Copy out all lines where "Production" appears.

---*---

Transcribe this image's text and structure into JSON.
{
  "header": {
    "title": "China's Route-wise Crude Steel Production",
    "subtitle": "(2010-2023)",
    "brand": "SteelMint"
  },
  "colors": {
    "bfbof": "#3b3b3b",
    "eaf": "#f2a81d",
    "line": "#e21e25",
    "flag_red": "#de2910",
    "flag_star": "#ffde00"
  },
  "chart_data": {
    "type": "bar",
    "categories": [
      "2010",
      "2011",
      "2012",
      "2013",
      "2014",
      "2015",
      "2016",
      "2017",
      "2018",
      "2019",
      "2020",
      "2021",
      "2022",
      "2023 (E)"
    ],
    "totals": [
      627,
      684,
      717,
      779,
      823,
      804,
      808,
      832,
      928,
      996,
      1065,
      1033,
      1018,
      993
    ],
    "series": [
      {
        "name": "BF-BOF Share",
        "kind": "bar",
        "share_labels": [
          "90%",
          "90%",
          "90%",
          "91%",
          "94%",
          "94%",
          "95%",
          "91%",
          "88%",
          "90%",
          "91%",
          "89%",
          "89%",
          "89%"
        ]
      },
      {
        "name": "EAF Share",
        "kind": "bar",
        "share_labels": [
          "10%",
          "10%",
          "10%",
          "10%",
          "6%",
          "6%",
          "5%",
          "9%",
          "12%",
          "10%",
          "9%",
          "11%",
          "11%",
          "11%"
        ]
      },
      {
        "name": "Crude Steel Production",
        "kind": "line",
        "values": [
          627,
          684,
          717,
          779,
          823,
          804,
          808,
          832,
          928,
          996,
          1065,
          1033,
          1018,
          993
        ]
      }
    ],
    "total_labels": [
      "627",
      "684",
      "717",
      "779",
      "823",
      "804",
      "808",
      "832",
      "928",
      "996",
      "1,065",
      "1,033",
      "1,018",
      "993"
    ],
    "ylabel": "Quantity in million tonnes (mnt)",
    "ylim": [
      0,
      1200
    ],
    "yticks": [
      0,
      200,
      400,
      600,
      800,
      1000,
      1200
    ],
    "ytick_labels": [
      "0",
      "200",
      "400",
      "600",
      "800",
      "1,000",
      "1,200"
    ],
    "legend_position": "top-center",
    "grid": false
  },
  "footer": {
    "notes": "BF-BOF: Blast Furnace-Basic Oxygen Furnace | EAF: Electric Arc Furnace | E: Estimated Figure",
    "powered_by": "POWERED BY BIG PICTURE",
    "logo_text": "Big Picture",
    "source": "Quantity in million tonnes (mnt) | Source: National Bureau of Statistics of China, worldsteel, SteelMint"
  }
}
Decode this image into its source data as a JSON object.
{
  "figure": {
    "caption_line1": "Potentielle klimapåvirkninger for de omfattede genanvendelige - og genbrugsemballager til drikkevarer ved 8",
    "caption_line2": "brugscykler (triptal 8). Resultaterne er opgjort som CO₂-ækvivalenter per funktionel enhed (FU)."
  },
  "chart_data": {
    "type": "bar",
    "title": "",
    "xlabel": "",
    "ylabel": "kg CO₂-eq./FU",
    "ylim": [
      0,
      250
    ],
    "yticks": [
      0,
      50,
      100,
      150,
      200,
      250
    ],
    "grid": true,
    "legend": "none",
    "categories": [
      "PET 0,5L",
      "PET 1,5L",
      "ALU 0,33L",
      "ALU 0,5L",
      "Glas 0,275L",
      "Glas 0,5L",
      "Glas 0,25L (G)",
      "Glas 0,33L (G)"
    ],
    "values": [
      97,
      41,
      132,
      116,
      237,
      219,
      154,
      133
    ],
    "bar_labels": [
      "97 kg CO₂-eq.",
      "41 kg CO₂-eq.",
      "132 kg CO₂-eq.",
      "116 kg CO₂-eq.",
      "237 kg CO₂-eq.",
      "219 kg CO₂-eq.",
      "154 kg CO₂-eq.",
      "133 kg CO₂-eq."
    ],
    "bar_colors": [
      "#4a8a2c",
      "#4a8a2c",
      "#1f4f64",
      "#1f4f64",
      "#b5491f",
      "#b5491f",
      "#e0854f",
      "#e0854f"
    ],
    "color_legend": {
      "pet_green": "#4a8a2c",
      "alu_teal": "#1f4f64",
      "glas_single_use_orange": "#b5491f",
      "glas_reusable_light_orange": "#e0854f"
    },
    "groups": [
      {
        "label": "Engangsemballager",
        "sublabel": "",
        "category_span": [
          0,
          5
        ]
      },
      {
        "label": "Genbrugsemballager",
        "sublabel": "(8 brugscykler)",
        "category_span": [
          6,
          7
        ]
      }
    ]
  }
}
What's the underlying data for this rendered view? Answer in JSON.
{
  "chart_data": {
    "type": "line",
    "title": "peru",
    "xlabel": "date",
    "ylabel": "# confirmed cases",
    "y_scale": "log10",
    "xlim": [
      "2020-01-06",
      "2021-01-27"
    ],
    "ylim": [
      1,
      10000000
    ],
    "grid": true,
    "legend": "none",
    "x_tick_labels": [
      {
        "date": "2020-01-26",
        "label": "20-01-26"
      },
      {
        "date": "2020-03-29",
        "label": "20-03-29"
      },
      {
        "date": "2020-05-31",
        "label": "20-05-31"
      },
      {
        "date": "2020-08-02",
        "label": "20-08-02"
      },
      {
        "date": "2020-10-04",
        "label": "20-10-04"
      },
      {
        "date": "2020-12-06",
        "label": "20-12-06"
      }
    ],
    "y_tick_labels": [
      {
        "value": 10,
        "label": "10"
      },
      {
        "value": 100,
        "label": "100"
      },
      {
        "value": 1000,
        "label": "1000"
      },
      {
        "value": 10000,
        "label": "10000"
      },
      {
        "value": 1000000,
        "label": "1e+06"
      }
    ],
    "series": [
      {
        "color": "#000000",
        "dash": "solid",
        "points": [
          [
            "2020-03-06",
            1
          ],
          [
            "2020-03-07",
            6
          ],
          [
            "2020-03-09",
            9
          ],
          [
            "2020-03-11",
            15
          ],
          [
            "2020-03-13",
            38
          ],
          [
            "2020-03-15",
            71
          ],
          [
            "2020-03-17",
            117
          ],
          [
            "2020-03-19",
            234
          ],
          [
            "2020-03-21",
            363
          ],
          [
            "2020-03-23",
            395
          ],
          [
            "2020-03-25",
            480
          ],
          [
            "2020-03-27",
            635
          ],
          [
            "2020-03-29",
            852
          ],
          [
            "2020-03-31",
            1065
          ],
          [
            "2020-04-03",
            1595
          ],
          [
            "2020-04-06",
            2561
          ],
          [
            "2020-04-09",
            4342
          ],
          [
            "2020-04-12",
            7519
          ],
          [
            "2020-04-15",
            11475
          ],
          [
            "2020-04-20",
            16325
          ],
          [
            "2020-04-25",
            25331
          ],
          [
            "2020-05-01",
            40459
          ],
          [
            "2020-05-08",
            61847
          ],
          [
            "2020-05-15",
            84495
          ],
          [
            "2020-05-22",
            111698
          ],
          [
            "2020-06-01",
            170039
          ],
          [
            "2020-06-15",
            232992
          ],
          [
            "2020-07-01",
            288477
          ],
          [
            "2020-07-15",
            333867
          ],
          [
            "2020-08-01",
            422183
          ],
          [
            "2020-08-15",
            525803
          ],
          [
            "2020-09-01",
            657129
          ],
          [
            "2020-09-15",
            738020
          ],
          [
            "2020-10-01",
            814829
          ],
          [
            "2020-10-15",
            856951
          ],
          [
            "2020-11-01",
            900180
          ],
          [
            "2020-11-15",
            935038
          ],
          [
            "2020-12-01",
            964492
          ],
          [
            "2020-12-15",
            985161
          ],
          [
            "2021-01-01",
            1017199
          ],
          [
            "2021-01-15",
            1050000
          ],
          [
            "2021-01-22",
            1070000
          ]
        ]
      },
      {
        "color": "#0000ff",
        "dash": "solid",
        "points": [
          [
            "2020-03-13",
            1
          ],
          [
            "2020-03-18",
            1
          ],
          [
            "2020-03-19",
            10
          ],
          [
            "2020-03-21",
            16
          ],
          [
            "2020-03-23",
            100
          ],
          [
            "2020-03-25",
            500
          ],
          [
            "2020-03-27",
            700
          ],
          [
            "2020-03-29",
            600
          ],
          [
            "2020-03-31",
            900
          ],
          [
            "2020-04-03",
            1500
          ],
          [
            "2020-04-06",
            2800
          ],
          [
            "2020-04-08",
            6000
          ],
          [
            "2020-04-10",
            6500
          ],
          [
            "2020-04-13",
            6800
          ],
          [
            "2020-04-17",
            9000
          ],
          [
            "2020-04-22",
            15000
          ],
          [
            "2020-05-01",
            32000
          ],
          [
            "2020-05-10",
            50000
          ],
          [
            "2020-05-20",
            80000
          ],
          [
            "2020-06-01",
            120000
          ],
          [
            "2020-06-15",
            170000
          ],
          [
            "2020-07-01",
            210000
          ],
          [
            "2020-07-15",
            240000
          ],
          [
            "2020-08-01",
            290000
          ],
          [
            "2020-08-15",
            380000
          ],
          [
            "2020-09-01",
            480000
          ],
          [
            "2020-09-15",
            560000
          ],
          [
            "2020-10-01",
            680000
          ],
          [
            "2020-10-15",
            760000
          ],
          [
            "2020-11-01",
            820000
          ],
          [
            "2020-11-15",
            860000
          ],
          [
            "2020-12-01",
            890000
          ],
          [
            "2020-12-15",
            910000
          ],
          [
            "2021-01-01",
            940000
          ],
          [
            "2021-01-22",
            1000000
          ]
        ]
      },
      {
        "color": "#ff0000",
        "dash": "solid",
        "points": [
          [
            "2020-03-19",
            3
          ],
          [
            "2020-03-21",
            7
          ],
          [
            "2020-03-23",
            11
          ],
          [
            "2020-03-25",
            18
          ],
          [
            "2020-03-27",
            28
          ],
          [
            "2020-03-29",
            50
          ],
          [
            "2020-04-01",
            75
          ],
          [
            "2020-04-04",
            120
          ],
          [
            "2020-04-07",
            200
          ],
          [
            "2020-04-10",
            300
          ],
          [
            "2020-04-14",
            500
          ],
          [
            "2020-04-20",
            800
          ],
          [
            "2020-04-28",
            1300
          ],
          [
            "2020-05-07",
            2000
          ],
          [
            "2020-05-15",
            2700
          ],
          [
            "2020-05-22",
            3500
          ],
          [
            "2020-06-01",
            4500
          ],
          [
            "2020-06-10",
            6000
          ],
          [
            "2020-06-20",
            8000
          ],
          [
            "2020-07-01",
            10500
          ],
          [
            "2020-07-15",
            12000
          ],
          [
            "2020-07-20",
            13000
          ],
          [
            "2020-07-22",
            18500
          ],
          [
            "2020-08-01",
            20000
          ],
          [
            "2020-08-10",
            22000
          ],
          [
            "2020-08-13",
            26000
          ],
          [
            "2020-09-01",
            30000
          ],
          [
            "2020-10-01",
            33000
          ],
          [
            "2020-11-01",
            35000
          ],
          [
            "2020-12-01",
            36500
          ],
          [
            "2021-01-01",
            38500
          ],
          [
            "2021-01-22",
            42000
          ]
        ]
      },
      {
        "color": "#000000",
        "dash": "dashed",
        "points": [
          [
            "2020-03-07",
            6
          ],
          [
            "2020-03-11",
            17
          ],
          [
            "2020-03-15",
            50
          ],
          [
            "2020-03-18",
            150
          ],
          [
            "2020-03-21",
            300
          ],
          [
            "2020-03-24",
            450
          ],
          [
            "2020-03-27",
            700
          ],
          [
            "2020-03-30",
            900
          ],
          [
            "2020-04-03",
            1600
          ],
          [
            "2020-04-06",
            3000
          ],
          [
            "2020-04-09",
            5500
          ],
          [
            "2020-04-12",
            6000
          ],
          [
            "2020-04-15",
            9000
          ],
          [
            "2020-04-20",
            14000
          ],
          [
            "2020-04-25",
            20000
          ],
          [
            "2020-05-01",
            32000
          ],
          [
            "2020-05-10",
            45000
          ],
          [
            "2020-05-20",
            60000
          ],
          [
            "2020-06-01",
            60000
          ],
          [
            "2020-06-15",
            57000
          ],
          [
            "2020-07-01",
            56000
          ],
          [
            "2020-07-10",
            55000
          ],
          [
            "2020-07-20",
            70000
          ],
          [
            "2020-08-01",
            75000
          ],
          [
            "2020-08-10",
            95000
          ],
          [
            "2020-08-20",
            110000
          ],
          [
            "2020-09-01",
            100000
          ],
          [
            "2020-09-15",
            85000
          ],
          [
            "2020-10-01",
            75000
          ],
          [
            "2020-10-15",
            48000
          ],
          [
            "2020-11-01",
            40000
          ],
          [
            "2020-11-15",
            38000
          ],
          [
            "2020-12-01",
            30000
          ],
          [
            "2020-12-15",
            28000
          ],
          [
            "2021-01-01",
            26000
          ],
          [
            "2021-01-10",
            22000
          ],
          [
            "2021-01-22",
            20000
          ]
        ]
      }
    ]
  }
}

---*---

TASK ANSWER
    "title": "China's Route-wise Crude Steel Production",
        "name": "Crude Steel Production",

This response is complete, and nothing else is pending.